> OBJECTIVE
Will you extract the entries word for word? Images should not appear in the copy.

> PROVIDED ENTRIES
______
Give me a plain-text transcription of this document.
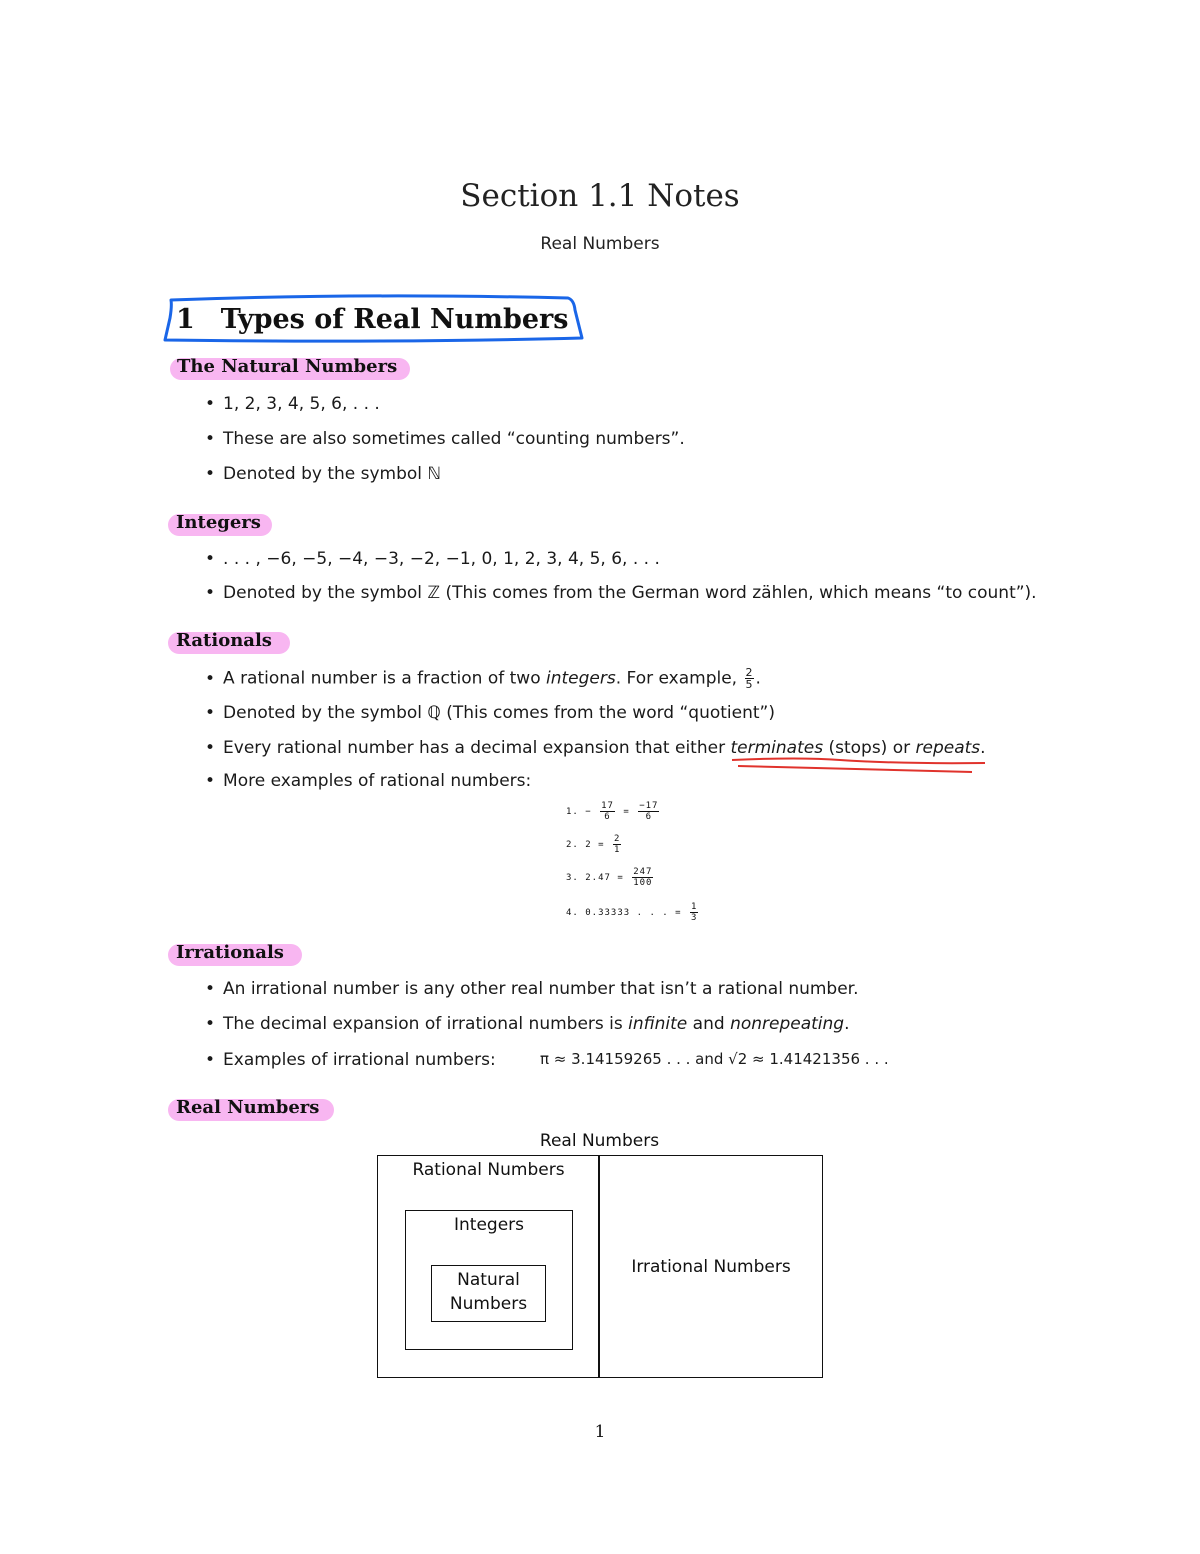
Section 1.1 Notes
Real Numbers
1 Types of Real Numbers
The Natural Numbers
• 1, 2, 3, 4, 5, 6, . . .
• These are also sometimes called “counting numbers”.
• Denoted by the symbol ℕ
Integers
• . . . , −6, −5, −4, −3, −2, −1, 0, 1, 2, 3, 4, 5, 6, . . .
• Denoted by the symbol ℤ (This comes from the German word zählen, which means “to count”).
Rationals
• A rational number is a fraction of two integers. For example, $\frac{2}{5}$ .
• Denoted by the symbol ℚ (This comes from the word “quotient”)
• Every rational number has a decimal expansion that either terminates (stops) or repeats.
• More examples of rational numbers:
1. − $\frac{17}{6} = \frac{-17}{6}$
2. $2 = \frac{2}{1}$
3. $2.47 = \frac{247}{100}$
4. 0.33333 . . . = $\frac{1}{3}$
Irrationals
• An irrational number is any other real number that isn’t a rational number.
• The decimal expansion of irrational numbers is infinite and nonrepeating.
• Examples of irrational numbers:	π ≈ 3.14159265 . . . and √2 ≈ 1.41421356 . . .
Real Numbers
Real Numbers
Rational Numbers
Integers
Natural
Numbers
Irrational Numbers
1
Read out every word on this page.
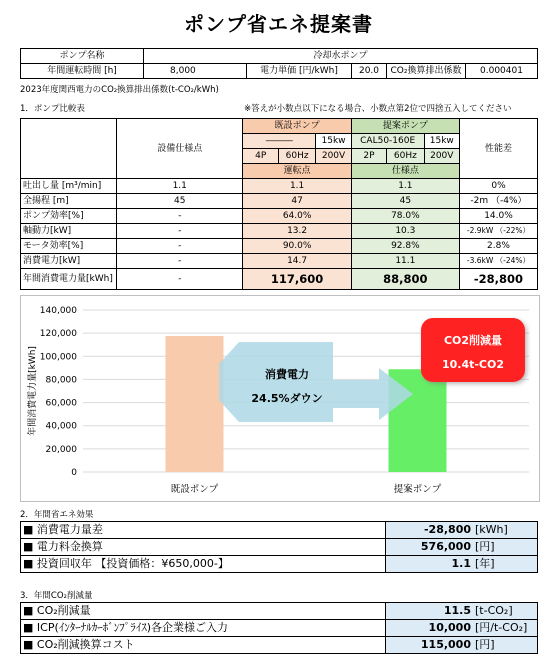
ポンプ省エネ提案書
ポンプ名称	冷却水ポンプ				
年間運転時間 [h]	8,000	電力単価 [円/kWh]	20.0	CO₂換算排出係数	0.000401
2023年度関西電力のCO₂換算排出係数(t-CO₂/kWh)
1．ポンプ比較表	※答えが小数点以下になる場合、小数点第2位で四捨五入してください
	設備仕様点	既設ポンプ			提案ポンプ			性能差
		―――		15kw	CAL50-160E		15kw	
		4P	60Hz	200V	2P	60Hz	200V	
		運転点			仕様点			
吐出し量 [m³/min]	1.1	1.1			1.1			0%
全揚程 [m]	45	47			45			-2m （-4%）
ポンプ効率[%]	-	64.0%			78.0%			14.0%
軸動力[kW]	-	13.2			10.3			-2.9kW （-22%）
モータ効率[%]	-	90.0%			92.8%			2.8%
消費電力[kW]	-	14.7			11.1			-3.6kW （-24%）
年間消費電力量[kWh]	-	117,600			88,800			-28,800
0
20,000
40,000
60,000
80,000
100,000
120,000
140,000
既設ポンプ	提案ポンプ
年間消費電力量[kWh]	消費電力
24.5%ダウン
CO2削減量
10.4t-CO2
2．年間省エネ効果
■ 消費電力量差	-28,800	[kWh]
■ 電力料金換算	576,000	[円]
■ 投資回収年 【投資価格：¥650,000-】	1.1	[年]
3．年間CO₂削減量
■ CO₂削減量	11.5	[t-CO₂]
■ ICP(ｲﾝﾀｰﾅﾙｶｰﾎﾞﾝﾌﾟﾗｲｽ)各企業様ご入力	10,000	[円/t-CO₂]
■ CO₂削減換算コスト	115,000	[円]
______
> EXERCISE RESULT
Give me a plain-text transcription of this document.
Section 1.1 Notes
Real Numbers
1 Types of Real Numbers
The Natural Numbers
• 1, 2, 3, 4, 5, 6, . . .
• These are also sometimes called “counting numbers”.
• Denoted by the symbol ℕ
Integers
• . . . , −6, −5, −4, −3, −2, −1, 0, 1, 2, 3, 4, 5, 6, . . .
• Denoted by the symbol ℤ (This comes from the German word zählen, which means “to count”).
Rationals
• A rational number is a fraction of two integers. For example, $\frac{2}{5}$ .
• Denoted by the symbol ℚ (This comes from the word “quotient”)
• Every rational number has a decimal expansion that either terminates (stops) or repeats.
• More examples of rational numbers:
1. − $\frac{17}{6} = \frac{-17}{6}$
2. $2 = \frac{2}{1}$
3. $2.47 = \frac{247}{100}$
4. 0.33333 . . . = $\frac{1}{3}$
Irrationals
• An irrational number is any other real number that isn’t a rational number.
• The decimal expansion of irrational numbers is infinite and nonrepeating.
• Examples of irrational numbers:	π ≈ 3.14159265 . . . and √2 ≈ 1.41421356 . . .
Real Numbers
Real Numbers
Rational Numbers
Integers
Natural
Numbers
Irrational Numbers
1
Read out every word on this page.
ポンプ省エネ提案書
ポンプ名称	冷却水ポンプ				
年間運転時間 [h]	8,000	電力単価 [円/kWh]	20.0	CO₂換算排出係数	0.000401
2023年度関西電力のCO₂換算排出係数(t-CO₂/kWh)
1．ポンプ比較表	※答えが小数点以下になる場合、小数点第2位で四捨五入してください
	設備仕様点	既設ポンプ			提案ポンプ			性能差
		―――		15kw	CAL50-160E		15kw	
		4P	60Hz	200V	2P	60Hz	200V	
		運転点			仕様点			
吐出し量 [m³/min]	1.1	1.1			1.1			0%
全揚程 [m]	45	47			45			-2m （-4%）
ポンプ効率[%]	-	64.0%			78.0%			14.0%
軸動力[kW]	-	13.2			10.3			-2.9kW （-22%）
モータ効率[%]	-	90.0%			92.8%			2.8%
消費電力[kW]	-	14.7			11.1			-3.6kW （-24%）
年間消費電力量[kWh]	-	117,600			88,800			-28,800
0
20,000
40,000
60,000
80,000
100,000
120,000
140,000
既設ポンプ	提案ポンプ
年間消費電力量[kWh]	消費電力
24.5%ダウン
CO2削減量
10.4t-CO2
2．年間省エネ効果
■ 消費電力量差	-28,800	[kWh]
■ 電力料金換算	576,000	[円]
■ 投資回収年 【投資価格：¥650,000-】	1.1	[年]
3．年間CO₂削減量
■ CO₂削減量	11.5	[t-CO₂]
■ ICP(ｲﾝﾀｰﾅﾙｶｰﾎﾞﾝﾌﾟﾗｲｽ)各企業様ご入力	10,000	[円/t-CO₂]
■ CO₂削減換算コスト	115,000	[円]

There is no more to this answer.